[Start]

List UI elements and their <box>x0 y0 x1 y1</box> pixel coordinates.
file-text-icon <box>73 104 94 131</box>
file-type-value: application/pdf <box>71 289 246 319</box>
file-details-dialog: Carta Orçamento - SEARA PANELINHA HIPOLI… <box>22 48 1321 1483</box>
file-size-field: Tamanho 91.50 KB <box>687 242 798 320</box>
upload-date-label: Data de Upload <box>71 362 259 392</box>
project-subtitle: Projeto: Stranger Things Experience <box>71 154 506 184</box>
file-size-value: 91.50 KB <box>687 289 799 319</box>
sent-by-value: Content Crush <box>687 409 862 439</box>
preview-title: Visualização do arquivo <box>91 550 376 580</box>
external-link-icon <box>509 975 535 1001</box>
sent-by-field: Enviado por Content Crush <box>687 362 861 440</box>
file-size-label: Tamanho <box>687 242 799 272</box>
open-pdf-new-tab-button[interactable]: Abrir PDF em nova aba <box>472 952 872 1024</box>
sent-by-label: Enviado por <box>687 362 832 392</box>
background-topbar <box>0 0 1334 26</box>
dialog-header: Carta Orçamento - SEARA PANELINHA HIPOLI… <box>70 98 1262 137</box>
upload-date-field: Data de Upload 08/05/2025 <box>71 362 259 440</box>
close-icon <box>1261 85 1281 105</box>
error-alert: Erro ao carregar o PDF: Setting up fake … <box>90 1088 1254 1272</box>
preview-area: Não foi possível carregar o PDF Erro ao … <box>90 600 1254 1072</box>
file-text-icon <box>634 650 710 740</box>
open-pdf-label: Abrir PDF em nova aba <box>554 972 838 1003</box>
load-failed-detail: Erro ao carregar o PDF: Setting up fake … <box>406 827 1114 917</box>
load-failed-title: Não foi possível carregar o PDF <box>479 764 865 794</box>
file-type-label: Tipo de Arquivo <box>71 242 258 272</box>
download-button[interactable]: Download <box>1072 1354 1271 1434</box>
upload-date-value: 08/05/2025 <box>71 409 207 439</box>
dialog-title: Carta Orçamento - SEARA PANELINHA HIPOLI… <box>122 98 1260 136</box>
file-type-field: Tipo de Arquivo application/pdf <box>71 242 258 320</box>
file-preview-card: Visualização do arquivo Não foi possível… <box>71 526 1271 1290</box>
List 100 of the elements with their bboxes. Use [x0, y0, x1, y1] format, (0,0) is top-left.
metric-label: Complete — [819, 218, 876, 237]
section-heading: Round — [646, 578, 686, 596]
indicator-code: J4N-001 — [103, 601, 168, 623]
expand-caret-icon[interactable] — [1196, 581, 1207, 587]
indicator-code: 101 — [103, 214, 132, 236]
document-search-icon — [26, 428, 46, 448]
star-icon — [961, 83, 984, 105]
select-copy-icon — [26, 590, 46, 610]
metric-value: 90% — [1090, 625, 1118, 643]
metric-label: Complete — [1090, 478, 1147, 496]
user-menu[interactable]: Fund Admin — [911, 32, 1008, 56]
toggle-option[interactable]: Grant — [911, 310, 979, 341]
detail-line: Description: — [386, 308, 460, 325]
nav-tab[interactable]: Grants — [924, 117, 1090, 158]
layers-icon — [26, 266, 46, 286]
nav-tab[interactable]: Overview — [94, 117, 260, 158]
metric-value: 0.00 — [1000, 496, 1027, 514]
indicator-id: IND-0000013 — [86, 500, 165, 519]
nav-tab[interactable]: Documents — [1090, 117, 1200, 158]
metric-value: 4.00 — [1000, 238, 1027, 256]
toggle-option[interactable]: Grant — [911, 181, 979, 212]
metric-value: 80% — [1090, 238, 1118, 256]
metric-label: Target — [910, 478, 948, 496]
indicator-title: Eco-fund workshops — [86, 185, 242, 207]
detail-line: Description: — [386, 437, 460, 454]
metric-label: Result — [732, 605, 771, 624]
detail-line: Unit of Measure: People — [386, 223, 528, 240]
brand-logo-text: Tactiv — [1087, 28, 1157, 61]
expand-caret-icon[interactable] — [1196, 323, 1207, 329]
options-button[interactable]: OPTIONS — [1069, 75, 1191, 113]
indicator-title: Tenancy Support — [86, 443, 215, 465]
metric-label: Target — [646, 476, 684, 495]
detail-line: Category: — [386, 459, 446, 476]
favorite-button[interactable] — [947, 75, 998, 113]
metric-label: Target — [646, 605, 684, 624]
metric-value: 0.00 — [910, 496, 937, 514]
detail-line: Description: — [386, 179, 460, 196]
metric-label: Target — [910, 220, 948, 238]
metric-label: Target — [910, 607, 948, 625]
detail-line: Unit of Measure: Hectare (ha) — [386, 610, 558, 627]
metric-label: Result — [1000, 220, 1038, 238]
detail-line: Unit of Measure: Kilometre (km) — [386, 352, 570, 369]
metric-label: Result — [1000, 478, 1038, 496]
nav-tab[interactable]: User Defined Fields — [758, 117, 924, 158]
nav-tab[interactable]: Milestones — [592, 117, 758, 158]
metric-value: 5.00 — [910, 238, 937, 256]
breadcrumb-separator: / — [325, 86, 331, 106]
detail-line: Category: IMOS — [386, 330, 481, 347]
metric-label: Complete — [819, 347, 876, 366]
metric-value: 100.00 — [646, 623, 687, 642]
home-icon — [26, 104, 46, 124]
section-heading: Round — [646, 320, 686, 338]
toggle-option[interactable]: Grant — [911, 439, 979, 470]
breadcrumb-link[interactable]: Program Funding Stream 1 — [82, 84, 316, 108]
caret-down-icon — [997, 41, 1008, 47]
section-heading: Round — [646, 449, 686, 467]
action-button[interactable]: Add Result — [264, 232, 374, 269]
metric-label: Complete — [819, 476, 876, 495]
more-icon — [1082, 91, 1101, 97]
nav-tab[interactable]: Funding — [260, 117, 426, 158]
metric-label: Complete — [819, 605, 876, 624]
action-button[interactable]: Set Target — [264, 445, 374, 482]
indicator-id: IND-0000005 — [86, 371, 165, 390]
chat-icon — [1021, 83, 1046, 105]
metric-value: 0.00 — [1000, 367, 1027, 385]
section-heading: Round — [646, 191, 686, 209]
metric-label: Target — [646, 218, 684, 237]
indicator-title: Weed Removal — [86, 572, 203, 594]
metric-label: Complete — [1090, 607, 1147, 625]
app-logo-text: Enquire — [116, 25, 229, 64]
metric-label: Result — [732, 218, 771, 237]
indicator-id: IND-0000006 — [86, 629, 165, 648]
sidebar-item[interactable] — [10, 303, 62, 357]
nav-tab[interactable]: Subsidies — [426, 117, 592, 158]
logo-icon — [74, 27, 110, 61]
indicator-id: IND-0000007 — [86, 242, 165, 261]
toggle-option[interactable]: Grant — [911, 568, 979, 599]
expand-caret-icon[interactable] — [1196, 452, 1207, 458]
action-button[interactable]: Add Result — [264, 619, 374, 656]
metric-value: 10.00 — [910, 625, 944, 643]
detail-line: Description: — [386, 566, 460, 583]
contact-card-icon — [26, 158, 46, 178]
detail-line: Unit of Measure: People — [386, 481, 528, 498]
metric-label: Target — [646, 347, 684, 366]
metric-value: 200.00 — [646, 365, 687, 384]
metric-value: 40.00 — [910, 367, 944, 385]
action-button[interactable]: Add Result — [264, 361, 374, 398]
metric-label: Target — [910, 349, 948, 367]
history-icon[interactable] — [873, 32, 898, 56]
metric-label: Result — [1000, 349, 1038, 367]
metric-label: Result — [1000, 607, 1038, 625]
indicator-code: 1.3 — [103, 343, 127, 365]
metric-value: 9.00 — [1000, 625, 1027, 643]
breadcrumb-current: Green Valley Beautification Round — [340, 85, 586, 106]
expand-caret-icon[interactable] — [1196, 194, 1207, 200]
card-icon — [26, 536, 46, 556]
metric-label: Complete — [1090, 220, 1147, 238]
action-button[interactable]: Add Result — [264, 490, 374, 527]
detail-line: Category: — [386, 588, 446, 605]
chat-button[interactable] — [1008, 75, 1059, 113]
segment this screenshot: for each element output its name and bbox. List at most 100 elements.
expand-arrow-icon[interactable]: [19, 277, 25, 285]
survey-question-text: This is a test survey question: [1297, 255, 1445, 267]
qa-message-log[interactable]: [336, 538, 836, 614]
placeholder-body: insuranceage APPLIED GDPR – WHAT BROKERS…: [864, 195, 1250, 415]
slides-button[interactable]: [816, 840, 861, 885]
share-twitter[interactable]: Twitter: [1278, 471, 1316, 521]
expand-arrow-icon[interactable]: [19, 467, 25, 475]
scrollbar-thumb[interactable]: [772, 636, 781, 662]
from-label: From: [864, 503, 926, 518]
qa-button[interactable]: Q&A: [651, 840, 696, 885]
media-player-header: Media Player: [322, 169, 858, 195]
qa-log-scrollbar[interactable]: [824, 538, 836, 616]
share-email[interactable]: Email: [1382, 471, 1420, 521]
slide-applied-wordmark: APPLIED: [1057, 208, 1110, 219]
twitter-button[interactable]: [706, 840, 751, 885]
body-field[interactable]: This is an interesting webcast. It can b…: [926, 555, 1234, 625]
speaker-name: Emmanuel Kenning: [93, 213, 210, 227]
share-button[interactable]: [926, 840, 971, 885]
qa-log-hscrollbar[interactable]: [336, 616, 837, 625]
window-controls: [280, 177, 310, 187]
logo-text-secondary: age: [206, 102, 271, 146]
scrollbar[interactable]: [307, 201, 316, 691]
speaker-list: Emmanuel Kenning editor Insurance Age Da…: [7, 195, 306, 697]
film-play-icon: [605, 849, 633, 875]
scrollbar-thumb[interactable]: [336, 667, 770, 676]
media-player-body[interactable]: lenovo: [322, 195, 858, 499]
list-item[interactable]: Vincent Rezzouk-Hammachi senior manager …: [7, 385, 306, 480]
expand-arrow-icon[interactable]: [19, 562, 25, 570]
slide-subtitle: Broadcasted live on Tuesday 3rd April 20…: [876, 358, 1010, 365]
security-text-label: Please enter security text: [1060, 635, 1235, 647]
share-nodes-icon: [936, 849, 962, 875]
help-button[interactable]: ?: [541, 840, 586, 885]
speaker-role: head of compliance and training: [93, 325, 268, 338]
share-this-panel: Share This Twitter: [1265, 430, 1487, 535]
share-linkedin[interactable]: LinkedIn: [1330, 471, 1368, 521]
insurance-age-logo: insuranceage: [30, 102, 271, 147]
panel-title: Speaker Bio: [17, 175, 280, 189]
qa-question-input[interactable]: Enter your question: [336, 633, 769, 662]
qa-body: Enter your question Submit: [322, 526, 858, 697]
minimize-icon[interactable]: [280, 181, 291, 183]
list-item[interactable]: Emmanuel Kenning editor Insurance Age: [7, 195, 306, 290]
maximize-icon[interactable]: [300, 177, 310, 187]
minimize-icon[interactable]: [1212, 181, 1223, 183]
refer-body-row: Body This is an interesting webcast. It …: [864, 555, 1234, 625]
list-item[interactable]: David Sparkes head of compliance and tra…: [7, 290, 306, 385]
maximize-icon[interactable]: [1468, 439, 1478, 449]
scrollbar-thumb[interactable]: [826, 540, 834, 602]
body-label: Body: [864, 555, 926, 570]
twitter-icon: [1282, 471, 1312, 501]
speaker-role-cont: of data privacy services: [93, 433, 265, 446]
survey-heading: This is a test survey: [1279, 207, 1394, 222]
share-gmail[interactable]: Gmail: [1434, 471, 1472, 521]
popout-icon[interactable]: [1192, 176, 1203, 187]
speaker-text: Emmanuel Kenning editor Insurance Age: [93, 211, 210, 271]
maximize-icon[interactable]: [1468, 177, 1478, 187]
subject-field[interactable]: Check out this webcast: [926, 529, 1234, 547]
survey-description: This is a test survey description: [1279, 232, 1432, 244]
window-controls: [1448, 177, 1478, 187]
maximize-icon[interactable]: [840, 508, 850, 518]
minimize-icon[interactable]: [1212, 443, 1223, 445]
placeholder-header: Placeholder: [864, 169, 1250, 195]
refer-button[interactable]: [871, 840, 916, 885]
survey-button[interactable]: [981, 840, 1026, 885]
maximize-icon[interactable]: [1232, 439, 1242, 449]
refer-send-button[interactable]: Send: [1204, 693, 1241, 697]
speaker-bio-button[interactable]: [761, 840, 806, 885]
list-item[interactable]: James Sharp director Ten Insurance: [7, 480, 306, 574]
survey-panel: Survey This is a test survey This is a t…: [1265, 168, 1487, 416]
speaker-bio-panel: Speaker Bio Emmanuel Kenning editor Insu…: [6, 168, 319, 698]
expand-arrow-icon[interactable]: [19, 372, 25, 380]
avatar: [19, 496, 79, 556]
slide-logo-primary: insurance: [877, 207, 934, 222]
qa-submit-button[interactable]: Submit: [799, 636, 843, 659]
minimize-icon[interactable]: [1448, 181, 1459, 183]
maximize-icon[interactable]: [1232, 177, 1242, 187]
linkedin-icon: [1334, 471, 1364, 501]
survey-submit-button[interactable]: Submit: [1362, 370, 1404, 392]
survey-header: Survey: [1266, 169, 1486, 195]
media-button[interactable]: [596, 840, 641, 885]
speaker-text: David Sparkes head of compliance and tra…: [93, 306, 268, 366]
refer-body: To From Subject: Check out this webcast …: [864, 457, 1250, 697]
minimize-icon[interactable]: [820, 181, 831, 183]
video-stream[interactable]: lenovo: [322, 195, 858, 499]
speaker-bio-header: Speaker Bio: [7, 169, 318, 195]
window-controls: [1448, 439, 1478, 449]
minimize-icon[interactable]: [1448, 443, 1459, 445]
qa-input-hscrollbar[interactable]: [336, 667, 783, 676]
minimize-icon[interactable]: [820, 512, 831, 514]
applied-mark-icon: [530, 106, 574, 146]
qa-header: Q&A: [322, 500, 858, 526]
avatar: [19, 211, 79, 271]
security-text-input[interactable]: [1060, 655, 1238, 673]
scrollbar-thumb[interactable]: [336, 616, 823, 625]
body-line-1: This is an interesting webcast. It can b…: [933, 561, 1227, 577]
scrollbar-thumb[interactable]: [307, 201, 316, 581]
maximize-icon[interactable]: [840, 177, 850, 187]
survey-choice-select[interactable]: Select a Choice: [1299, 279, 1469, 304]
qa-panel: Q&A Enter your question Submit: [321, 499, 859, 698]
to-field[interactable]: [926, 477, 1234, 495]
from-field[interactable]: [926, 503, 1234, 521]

[End]

Format the lines from the start of the records through the line containing "file-size-value: 91.50 KB", that line included, as a JSON list of strings with one string per line and blank lines omitted.

-- Reply --
[
  "List UI elements and their <box>x0 y0 x1 y1</box> pixel coordinates.",
  "file-text-icon <box>73 104 94 131</box>",
  "file-type-value: application/pdf <box>71 289 246 319</box>",
  "file-details-dialog: Carta Orçamento - SEARA PANELINHA HIPOLI… <box>22 48 1321 1483</box>",
  "file-size-field: Tamanho 91.50 KB <box>687 242 798 320</box>",
  "upload-date-label: Data de Upload <box>71 362 259 392</box>",
  "project-subtitle: Projeto: Stranger Things Experience <box>71 154 506 184</box>",
  "file-size-value: 91.50 KB <box>687 289 799 319</box>"
]